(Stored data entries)
▼

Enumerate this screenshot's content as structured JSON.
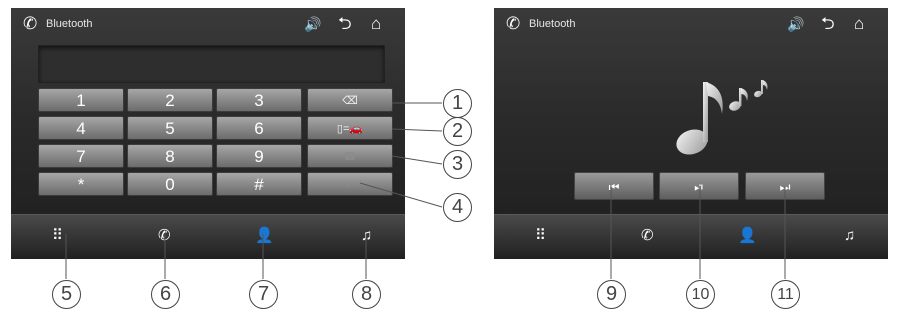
{
  "screen1": {
    "title": "Bluetooth",
    "header_icons": [
      "phone-icon",
      "volume-icon",
      "back-icon",
      "home-icon"
    ],
    "display_text": "",
    "keypad": [
      "1",
      "2",
      "3",
      "4",
      "5",
      "6",
      "7",
      "8",
      "9",
      "*",
      "0",
      "#"
    ],
    "function_keys": [
      {
        "name": "backspace-button",
        "glyph": "⌫"
      },
      {
        "name": "transfer-button",
        "glyph": "▯=🚗"
      },
      {
        "name": "hangup-button",
        "glyph": "☎"
      },
      {
        "name": "call-button",
        "glyph": "☾"
      }
    ],
    "bottom_bar": [
      "dialpad-icon",
      "call-log-icon",
      "contacts-icon",
      "music-icon"
    ]
  },
  "screen2": {
    "title": "Bluetooth",
    "header_icons": [
      "phone-icon",
      "volume-icon",
      "back-icon",
      "home-icon"
    ],
    "controls": [
      {
        "name": "previous-track-button",
        "glyph": "⏮"
      },
      {
        "name": "play-pause-button",
        "glyph": "⏯"
      },
      {
        "name": "next-track-button",
        "glyph": "⏭"
      }
    ],
    "bottom_bar": [
      "dialpad-icon",
      "call-log-icon",
      "contacts-icon",
      "music-icon"
    ]
  },
  "callouts": [
    "1",
    "2",
    "3",
    "4",
    "5",
    "6",
    "7",
    "8",
    "9",
    "10",
    "11"
  ],
  "colors": {
    "screen_dark": "#2a2a2a",
    "key": "#8a8a8a",
    "callout": "#444444"
  }
}
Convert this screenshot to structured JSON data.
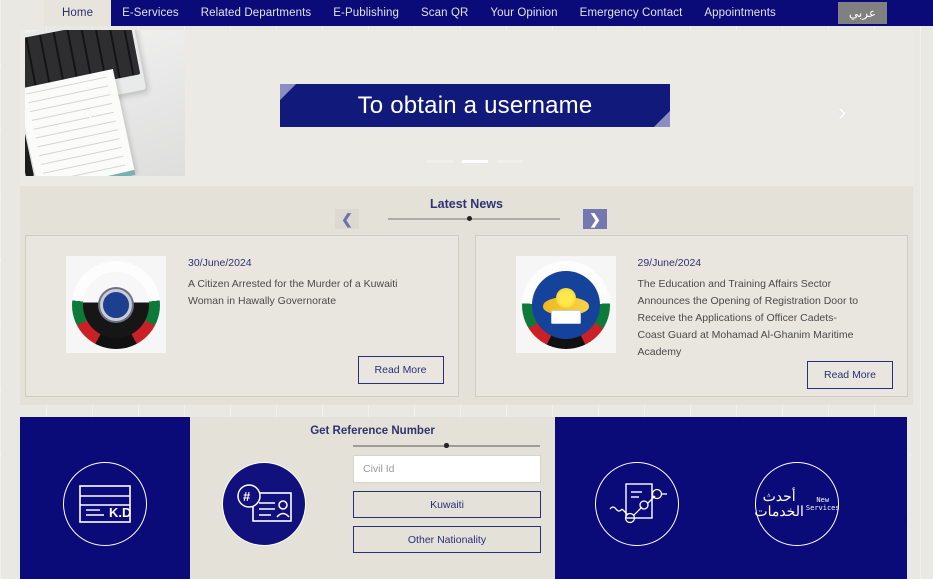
{
  "nav": {
    "items": [
      {
        "label": "Home",
        "active": true
      },
      {
        "label": "E-Services",
        "active": false
      },
      {
        "label": "Related Departments",
        "active": false
      },
      {
        "label": "E-Publishing",
        "active": false
      },
      {
        "label": "Scan QR",
        "active": false
      },
      {
        "label": "Your Opinion",
        "active": false
      },
      {
        "label": "Emergency Contact",
        "active": false
      },
      {
        "label": "Appointments",
        "active": false
      }
    ],
    "lang_toggle": "عربي"
  },
  "hero": {
    "banner_title": "To obtain a username",
    "prev_icon": "‹",
    "next_icon": "›",
    "slide_count": 3,
    "active_slide": 2
  },
  "news": {
    "title": "Latest News",
    "prev_icon": "❮",
    "next_icon": "❯",
    "cards": [
      {
        "date": "30/June/2024",
        "text": "A Citizen Arrested for the Murder of a Kuwaiti Woman in Hawally Governorate",
        "read_more": "Read More",
        "logo": "ministry-of-interior-emblem"
      },
      {
        "date": "29/June/2024",
        "text": "The Education and Training Affairs Sector Announces the Opening of Registration Door to Receive the Applications of Officer Cadets-Coast Guard at Mohamad Al-Ghanim Maritime Academy",
        "read_more": "Read More",
        "logo": "education-training-emblem"
      }
    ]
  },
  "reference": {
    "title": "Get Reference Number",
    "input_placeholder": "Civil Id",
    "input_value": "",
    "kuwaiti_label": "Kuwaiti",
    "other_label": "Other Nationality"
  },
  "quick_icons": {
    "kd": {
      "name": "payment-card-icon",
      "label": "K.D"
    },
    "hash": {
      "name": "reference-number-icon",
      "label": "#"
    },
    "flow": {
      "name": "service-flow-icon",
      "label": ""
    },
    "new_services": {
      "ar": "أحدث الخدمات",
      "en_line1": "New",
      "en_line2": "Services"
    }
  },
  "colors": {
    "navy": "#0a0a78",
    "banner_navy": "#111a7a",
    "accent_purple": "#7578ae",
    "page_bg": "#eae8e2",
    "panel_bg": "#e4e1d9",
    "link_blue": "#2a2f7a"
  }
}
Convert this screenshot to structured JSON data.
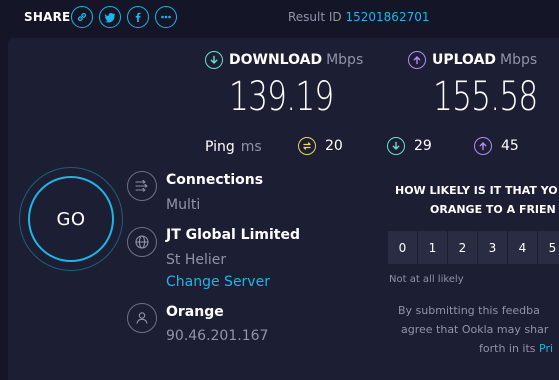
{
  "share": {
    "label": "SHARE",
    "icons": [
      "link-icon",
      "twitter-icon",
      "facebook-icon",
      "more-icon"
    ]
  },
  "result": {
    "label": "Result ID",
    "id": "15201862701"
  },
  "download": {
    "label": "DOWNLOAD",
    "unit": "Mbps",
    "value": "139.19",
    "color": "#6be0c8"
  },
  "upload": {
    "label": "UPLOAD",
    "unit": "Mbps",
    "value": "155.58",
    "color": "#b78bf0"
  },
  "ping": {
    "label": "Ping",
    "unit": "ms",
    "idle": {
      "value": "20",
      "color": "#e9d85a"
    },
    "download": {
      "value": "29",
      "color": "#6be0c8"
    },
    "upload": {
      "value": "45",
      "color": "#b78bf0"
    }
  },
  "go": {
    "label": "GO"
  },
  "connections": {
    "title": "Connections",
    "value": "Multi"
  },
  "server": {
    "name": "JT Global Limited",
    "location": "St Helier",
    "change_label": "Change Server"
  },
  "provider": {
    "name": "Orange",
    "ip": "90.46.201.167"
  },
  "survey": {
    "question_line1": "HOW LIKELY IS IT THAT YO",
    "question_line2": "ORANGE TO A FRIEN",
    "scale": [
      "0",
      "1",
      "2",
      "3",
      "4",
      "5"
    ],
    "min_label": "Not at all likely",
    "disclaimer_line1": "By submitting this feedba",
    "disclaimer_line2": "agree that Ookla may shar",
    "disclaimer_line3": "forth in its",
    "disclaimer_link": "Pri"
  },
  "colors": {
    "accent": "#1fb5e6",
    "background": "#141526",
    "panel": "#1c1e33"
  }
}
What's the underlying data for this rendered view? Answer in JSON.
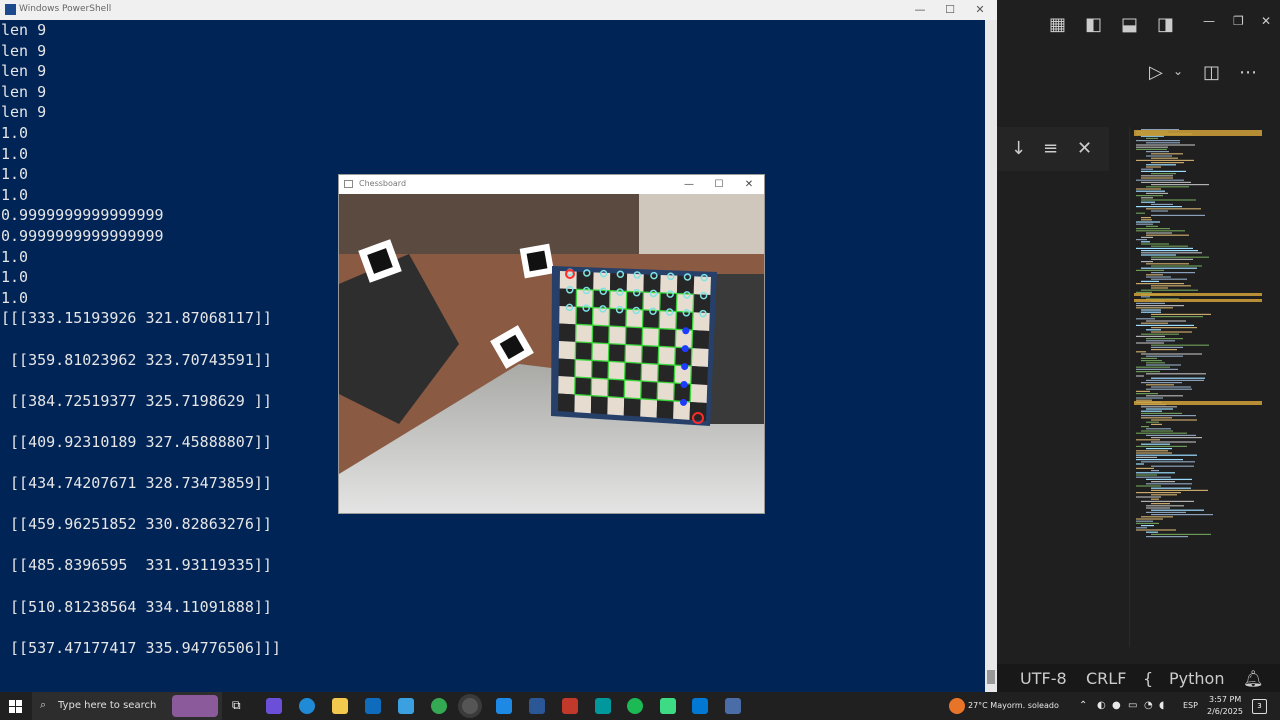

▲

### YOUR GOAL
Print the records above exactly as they stand, but leave out the pictures.

### RESULT FOR THIS EXERCISE
Enumerate this screenshot's content as structured JSON.
{
  "screen1": {
    "title": "Bluetooth",
    "header_icons": [
      "phone-icon",
      "volume-icon",
      "back-icon",
      "home-icon"
    ],
    "display_text": "",
    "keypad": [
      "1",
      "2",
      "3",
      "4",
      "5",
      "6",
      "7",
      "8",
      "9",
      "*",
      "0",
      "#"
    ],
    "function_keys": [
      {
        "name": "backspace-button",
        "glyph": "⌫"
      },
      {
        "name": "transfer-button",
        "glyph": "▯=🚗"
      },
      {
        "name": "hangup-button",
        "glyph": "☎"
      },
      {
        "name": "call-button",
        "glyph": "☾"
      }
    ],
    "bottom_bar": [
      "dialpad-icon",
      "call-log-icon",
      "contacts-icon",
      "music-icon"
    ]
  },
  "screen2": {
    "title": "Bluetooth",
    "header_icons": [
      "phone-icon",
      "volume-icon",
      "back-icon",
      "home-icon"
    ],
    "controls": [
      {
        "name": "previous-track-button",
        "glyph": "⏮"
      },
      {
        "name": "play-pause-button",
        "glyph": "⏯"
      },
      {
        "name": "next-track-button",
        "glyph": "⏭"
      }
    ],
    "bottom_bar": [
      "dialpad-icon",
      "call-log-icon",
      "contacts-icon",
      "music-icon"
    ]
  },
  "callouts": [
    "1",
    "2",
    "3",
    "4",
    "5",
    "6",
    "7",
    "8",
    "9",
    "10",
    "11"
  ],
  "colors": {
    "screen_dark": "#2a2a2a",
    "key": "#8a8a8a",
    "callout": "#444444"
  }
}
Convert this screenshot to structured JSON data.
{
  "nav": {
    "items": [
      {
        "label": "Home",
        "active": true
      },
      {
        "label": "E-Services",
        "active": false
      },
      {
        "label": "Related Departments",
        "active": false
      },
      {
        "label": "E-Publishing",
        "active": false
      },
      {
        "label": "Scan QR",
        "active": false
      },
      {
        "label": "Your Opinion",
        "active": false
      },
      {
        "label": "Emergency Contact",
        "active": false
      },
      {
        "label": "Appointments",
        "active": false
      }
    ],
    "lang_toggle": "عربي"
  },
  "hero": {
    "banner_title": "To obtain a username",
    "prev_icon": "‹",
    "next_icon": "›",
    "slide_count": 3,
    "active_slide": 2
  },
  "news": {
    "title": "Latest News",
    "prev_icon": "❮",
    "next_icon": "❯",
    "cards": [
      {
        "date": "30/June/2024",
        "text": "A Citizen Arrested for the Murder of a Kuwaiti Woman in Hawally Governorate",
        "read_more": "Read More",
        "logo": "ministry-of-interior-emblem"
      },
      {
        "date": "29/June/2024",
        "text": "The Education and Training Affairs Sector Announces the Opening of Registration Door to Receive the Applications of Officer Cadets-Coast Guard at Mohamad Al-Ghanim Maritime Academy",
        "read_more": "Read More",
        "logo": "education-training-emblem"
      }
    ]
  },
  "reference": {
    "title": "Get Reference Number",
    "input_placeholder": "Civil Id",
    "input_value": "",
    "kuwaiti_label": "Kuwaiti",
    "other_label": "Other Nationality"
  },
  "quick_icons": {
    "kd": {
      "name": "payment-card-icon",
      "label": "K.D"
    },
    "hash": {
      "name": "reference-number-icon",
      "label": "#"
    },
    "flow": {
      "name": "service-flow-icon",
      "label": ""
    },
    "new_services": {
      "ar": "أحدث الخدمات",
      "en_line1": "New",
      "en_line2": "Services"
    }
  },
  "colors": {
    "navy": "#0a0a78",
    "banner_navy": "#111a7a",
    "accent_purple": "#7578ae",
    "page_bg": "#eae8e2",
    "panel_bg": "#e4e1d9",
    "link_blue": "#2a2f7a"
  }
}
Convert this screenshot to structured JSON data.
{
  "share": {
    "label": "SHARE",
    "icons": [
      "link-icon",
      "twitter-icon",
      "facebook-icon",
      "more-icon"
    ]
  },
  "result": {
    "label": "Result ID",
    "id": "15201862701"
  },
  "download": {
    "label": "DOWNLOAD",
    "unit": "Mbps",
    "value": "139.19",
    "color": "#6be0c8"
  },
  "upload": {
    "label": "UPLOAD",
    "unit": "Mbps",
    "value": "155.58",
    "color": "#b78bf0"
  },
  "ping": {
    "label": "Ping",
    "unit": "ms",
    "idle": {
      "value": "20",
      "color": "#e9d85a"
    },
    "download": {
      "value": "29",
      "color": "#6be0c8"
    },
    "upload": {
      "value": "45",
      "color": "#b78bf0"
    }
  },
  "go": {
    "label": "GO"
  },
  "connections": {
    "title": "Connections",
    "value": "Multi"
  },
  "server": {
    "name": "JT Global Limited",
    "location": "St Helier",
    "change_label": "Change Server"
  },
  "provider": {
    "name": "Orange",
    "ip": "90.46.201.167"
  },
  "survey": {
    "question_line1": "HOW LIKELY IS IT THAT YO",
    "question_line2": "ORANGE TO A FRIEN",
    "scale": [
      "0",
      "1",
      "2",
      "3",
      "4",
      "5"
    ],
    "min_label": "Not at all likely",
    "disclaimer_line1": "By submitting this feedba",
    "disclaimer_line2": "agree that Ookla may shar",
    "disclaimer_line3": "forth in its",
    "disclaimer_link": "Pri"
  },
  "colors": {
    "accent": "#1fb5e6",
    "background": "#141526",
    "panel": "#1c1e33"
  }
}
What's the underlying data for this rendered view? Answer in JSON.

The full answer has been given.